● Written exercise
Show every line in the entries below where the word "Понятие" appears.

◆ ◆ ◆ ◆ ◆ ◆ ◆

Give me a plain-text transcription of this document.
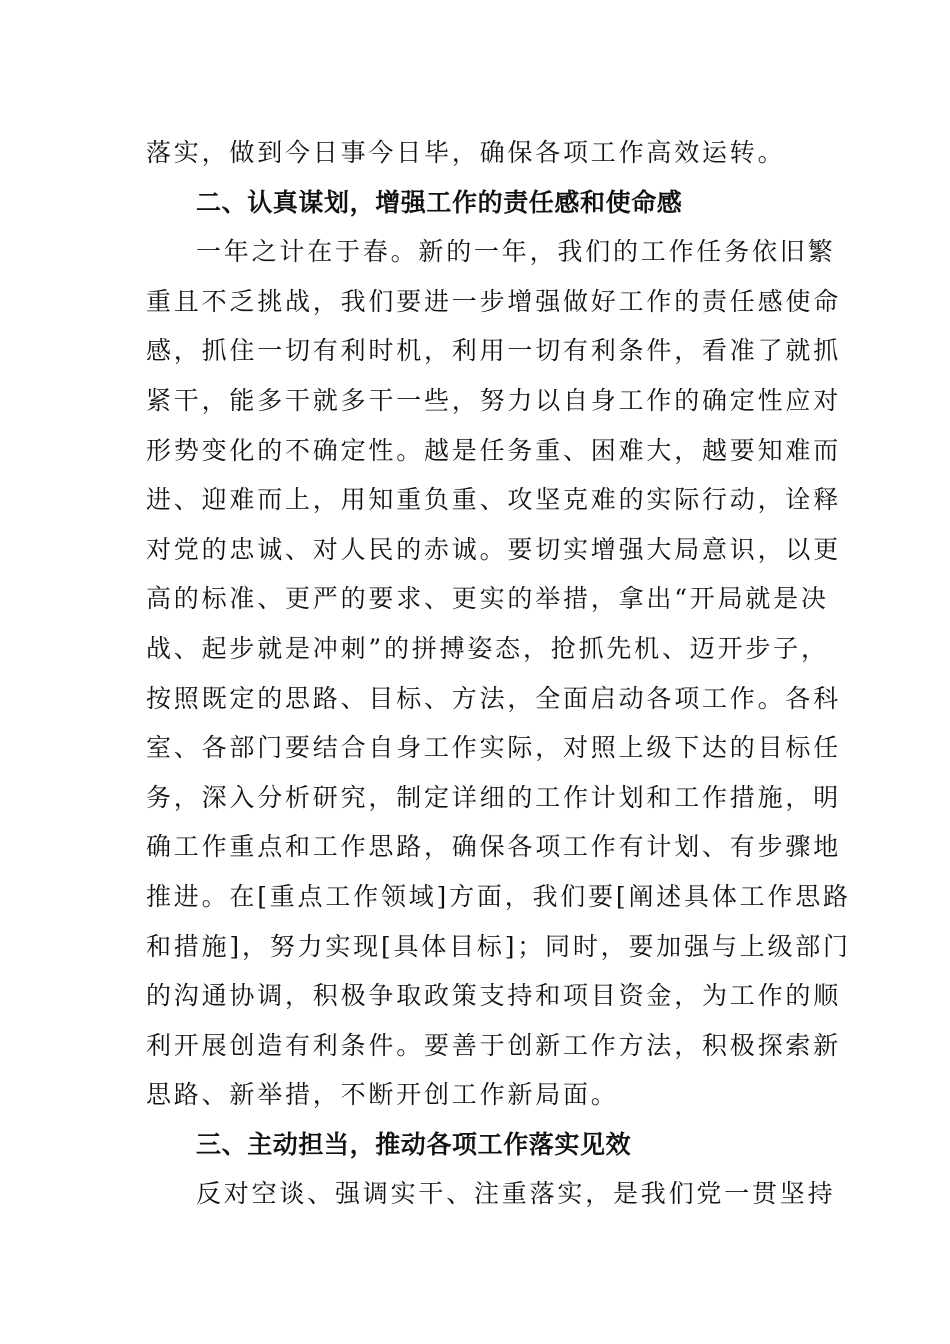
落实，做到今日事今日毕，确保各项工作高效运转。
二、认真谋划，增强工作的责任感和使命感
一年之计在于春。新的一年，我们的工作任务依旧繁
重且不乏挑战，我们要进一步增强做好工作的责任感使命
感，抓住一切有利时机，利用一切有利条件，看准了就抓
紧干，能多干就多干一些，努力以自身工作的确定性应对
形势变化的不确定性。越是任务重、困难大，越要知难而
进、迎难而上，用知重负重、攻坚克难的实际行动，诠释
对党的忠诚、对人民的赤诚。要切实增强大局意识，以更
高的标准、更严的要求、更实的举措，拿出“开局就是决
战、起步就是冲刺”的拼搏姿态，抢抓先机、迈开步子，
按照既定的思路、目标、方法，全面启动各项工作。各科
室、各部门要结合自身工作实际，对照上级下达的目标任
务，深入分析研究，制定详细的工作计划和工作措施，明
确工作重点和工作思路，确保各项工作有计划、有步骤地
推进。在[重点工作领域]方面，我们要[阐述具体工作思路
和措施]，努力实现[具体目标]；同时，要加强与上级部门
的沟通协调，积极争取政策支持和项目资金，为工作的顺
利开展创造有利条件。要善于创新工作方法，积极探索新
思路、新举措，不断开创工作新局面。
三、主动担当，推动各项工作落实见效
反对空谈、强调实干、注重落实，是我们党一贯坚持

◆ ◆ ◆ ◆ ◆ ◆ ◆

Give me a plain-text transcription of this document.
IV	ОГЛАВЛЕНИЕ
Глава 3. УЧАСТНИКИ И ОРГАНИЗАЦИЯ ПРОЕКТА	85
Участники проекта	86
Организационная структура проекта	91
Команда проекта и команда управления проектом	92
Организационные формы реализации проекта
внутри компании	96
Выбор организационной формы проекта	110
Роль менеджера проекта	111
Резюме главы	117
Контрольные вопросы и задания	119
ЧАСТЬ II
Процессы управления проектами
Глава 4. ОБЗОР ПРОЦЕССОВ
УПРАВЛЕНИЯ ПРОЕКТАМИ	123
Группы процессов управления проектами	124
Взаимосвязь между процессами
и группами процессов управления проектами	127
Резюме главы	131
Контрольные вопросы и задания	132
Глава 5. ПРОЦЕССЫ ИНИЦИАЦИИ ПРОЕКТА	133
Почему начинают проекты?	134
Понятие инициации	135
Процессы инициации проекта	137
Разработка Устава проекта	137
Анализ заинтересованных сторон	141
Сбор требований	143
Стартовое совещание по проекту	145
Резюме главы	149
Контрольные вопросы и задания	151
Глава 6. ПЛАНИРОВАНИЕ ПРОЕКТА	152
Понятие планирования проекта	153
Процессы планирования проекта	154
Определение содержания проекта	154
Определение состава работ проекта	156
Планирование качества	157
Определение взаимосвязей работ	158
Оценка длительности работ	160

◆ ◆ ◆ ◆ ◆ ◆ ◆

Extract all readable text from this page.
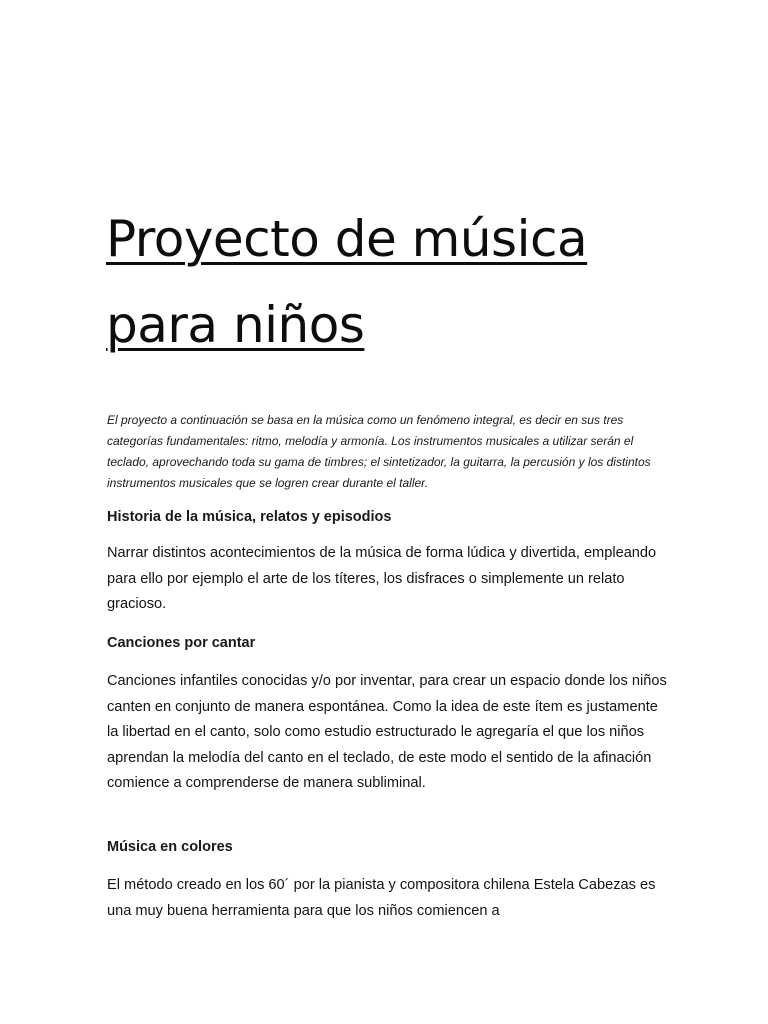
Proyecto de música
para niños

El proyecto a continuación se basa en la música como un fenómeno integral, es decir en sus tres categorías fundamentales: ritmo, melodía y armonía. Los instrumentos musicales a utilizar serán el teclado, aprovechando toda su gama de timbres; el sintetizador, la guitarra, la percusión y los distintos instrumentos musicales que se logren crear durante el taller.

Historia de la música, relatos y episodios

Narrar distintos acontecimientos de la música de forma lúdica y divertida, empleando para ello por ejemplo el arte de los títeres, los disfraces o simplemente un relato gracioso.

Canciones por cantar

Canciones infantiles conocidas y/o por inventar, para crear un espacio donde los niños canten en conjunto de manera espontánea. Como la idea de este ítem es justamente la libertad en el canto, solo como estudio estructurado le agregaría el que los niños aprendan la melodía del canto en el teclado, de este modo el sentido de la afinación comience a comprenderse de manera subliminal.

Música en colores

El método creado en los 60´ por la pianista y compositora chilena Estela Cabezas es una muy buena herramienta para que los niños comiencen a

◆ ◆ ◆ ◆ ◆ ◆ ◆

● Response to this task
Понятие инициации	135
Понятие планирования проекта	153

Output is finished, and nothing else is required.